> _Supplied information_
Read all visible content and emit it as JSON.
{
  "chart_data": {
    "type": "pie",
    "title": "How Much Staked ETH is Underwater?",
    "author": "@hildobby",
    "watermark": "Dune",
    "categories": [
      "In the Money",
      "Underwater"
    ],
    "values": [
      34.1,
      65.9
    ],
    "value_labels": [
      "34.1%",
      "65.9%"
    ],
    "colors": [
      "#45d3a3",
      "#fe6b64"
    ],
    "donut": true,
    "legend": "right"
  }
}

> _Problem to work on_
From the entries above, copy every line where the word "Underwater" shows up.

> _Expected answer_
    "title": "How Much Staked ETH is Underwater?",
      "Underwater"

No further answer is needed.